*Problem details*. Write the material out again in full, exactly.

[Items listed in a dataset]
-- -- --

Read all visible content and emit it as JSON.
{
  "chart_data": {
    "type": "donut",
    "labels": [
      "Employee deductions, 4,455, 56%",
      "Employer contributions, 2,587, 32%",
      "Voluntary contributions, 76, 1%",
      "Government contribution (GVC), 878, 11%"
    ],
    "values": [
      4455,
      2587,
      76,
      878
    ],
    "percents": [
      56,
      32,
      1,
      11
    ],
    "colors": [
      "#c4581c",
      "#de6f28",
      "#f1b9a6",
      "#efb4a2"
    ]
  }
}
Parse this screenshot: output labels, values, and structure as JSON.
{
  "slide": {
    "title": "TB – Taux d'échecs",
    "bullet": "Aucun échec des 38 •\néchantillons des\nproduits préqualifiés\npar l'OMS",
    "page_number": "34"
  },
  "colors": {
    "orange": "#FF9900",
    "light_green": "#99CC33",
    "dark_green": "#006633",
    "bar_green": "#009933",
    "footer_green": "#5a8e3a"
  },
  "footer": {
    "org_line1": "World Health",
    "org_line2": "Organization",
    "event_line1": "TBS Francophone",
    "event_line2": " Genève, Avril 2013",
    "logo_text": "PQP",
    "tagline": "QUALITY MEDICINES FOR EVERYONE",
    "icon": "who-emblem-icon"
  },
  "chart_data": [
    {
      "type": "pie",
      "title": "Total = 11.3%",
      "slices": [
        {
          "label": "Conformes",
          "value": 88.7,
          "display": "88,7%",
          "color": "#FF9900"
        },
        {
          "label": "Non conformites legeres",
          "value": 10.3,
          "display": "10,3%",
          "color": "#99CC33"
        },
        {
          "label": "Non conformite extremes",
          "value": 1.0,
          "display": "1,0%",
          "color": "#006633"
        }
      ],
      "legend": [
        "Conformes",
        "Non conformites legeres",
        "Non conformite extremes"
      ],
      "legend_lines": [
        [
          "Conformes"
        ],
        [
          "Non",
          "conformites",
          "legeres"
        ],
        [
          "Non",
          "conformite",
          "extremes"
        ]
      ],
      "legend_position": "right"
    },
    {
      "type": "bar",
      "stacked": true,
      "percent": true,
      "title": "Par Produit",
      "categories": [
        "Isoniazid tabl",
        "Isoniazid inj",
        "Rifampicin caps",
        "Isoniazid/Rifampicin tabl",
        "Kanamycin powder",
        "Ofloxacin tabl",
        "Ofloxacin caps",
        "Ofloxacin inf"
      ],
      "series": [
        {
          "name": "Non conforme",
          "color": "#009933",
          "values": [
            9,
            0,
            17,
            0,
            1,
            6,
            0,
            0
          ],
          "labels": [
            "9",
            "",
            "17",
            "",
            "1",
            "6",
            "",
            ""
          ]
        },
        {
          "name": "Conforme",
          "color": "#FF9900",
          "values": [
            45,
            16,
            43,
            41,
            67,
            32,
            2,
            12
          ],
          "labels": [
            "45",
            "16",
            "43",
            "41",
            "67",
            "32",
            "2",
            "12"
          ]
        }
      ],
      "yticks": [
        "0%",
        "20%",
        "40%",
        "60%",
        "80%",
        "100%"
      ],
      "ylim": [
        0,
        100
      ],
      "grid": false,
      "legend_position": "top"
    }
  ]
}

-- -- --

*Final answer*.
Read all visible content and emit it as JSON.
{
  "chart_data": {
    "type": "donut",
    "labels": [
      "Employee deductions, 4,455, 56%",
      "Employer contributions, 2,587, 32%",
      "Voluntary contributions, 76, 1%",
      "Government contribution (GVC), 878, 11%"
    ],
    "values": [
      4455,
      2587,
      76,
      878
    ],
    "percents": [
      56,
      32,
      1,
      11
    ],
    "colors": [
      "#c4581c",
      "#de6f28",
      "#f1b9a6",
      "#efb4a2"
    ]
  }
}
Parse this screenshot: output labels, values, and structure as JSON.
{
  "slide": {
    "title": "TB – Taux d'échecs",
    "bullet": "Aucun échec des 38 •\néchantillons des\nproduits préqualifiés\npar l'OMS",
    "page_number": "34"
  },
  "colors": {
    "orange": "#FF9900",
    "light_green": "#99CC33",
    "dark_green": "#006633",
    "bar_green": "#009933",
    "footer_green": "#5a8e3a"
  },
  "footer": {
    "org_line1": "World Health",
    "org_line2": "Organization",
    "event_line1": "TBS Francophone",
    "event_line2": " Genève, Avril 2013",
    "logo_text": "PQP",
    "tagline": "QUALITY MEDICINES FOR EVERYONE",
    "icon": "who-emblem-icon"
  },
  "chart_data": [
    {
      "type": "pie",
      "title": "Total = 11.3%",
      "slices": [
        {
          "label": "Conformes",
          "value": 88.7,
          "display": "88,7%",
          "color": "#FF9900"
        },
        {
          "label": "Non conformites legeres",
          "value": 10.3,
          "display": "10,3%",
          "color": "#99CC33"
        },
        {
          "label": "Non conformite extremes",
          "value": 1.0,
          "display": "1,0%",
          "color": "#006633"
        }
      ],
      "legend": [
        "Conformes",
        "Non conformites legeres",
        "Non conformite extremes"
      ],
      "legend_lines": [
        [
          "Conformes"
        ],
        [
          "Non",
          "conformites",
          "legeres"
        ],
        [
          "Non",
          "conformite",
          "extremes"
        ]
      ],
      "legend_position": "right"
    },
    {
      "type": "bar",
      "stacked": true,
      "percent": true,
      "title": "Par Produit",
      "categories": [
        "Isoniazid tabl",
        "Isoniazid inj",
        "Rifampicin caps",
        "Isoniazid/Rifampicin tabl",
        "Kanamycin powder",
        "Ofloxacin tabl",
        "Ofloxacin caps",
        "Ofloxacin inf"
      ],
      "series": [
        {
          "name": "Non conforme",
          "color": "#009933",
          "values": [
            9,
            0,
            17,
            0,
            1,
            6,
            0,
            0
          ],
          "labels": [
            "9",
            "",
            "17",
            "",
            "1",
            "6",
            "",
            ""
          ]
        },
        {
          "name": "Conforme",
          "color": "#FF9900",
          "values": [
            45,
            16,
            43,
            41,
            67,
            32,
            2,
            12
          ],
          "labels": [
            "45",
            "16",
            "43",
            "41",
            "67",
            "32",
            "2",
            "12"
          ]
        }
      ],
      "yticks": [
        "0%",
        "20%",
        "40%",
        "60%",
        "80%",
        "100%"
      ],
      "ylim": [
        0,
        100
      ],
      "grid": false,
      "legend_position": "top"
    }
  ]
}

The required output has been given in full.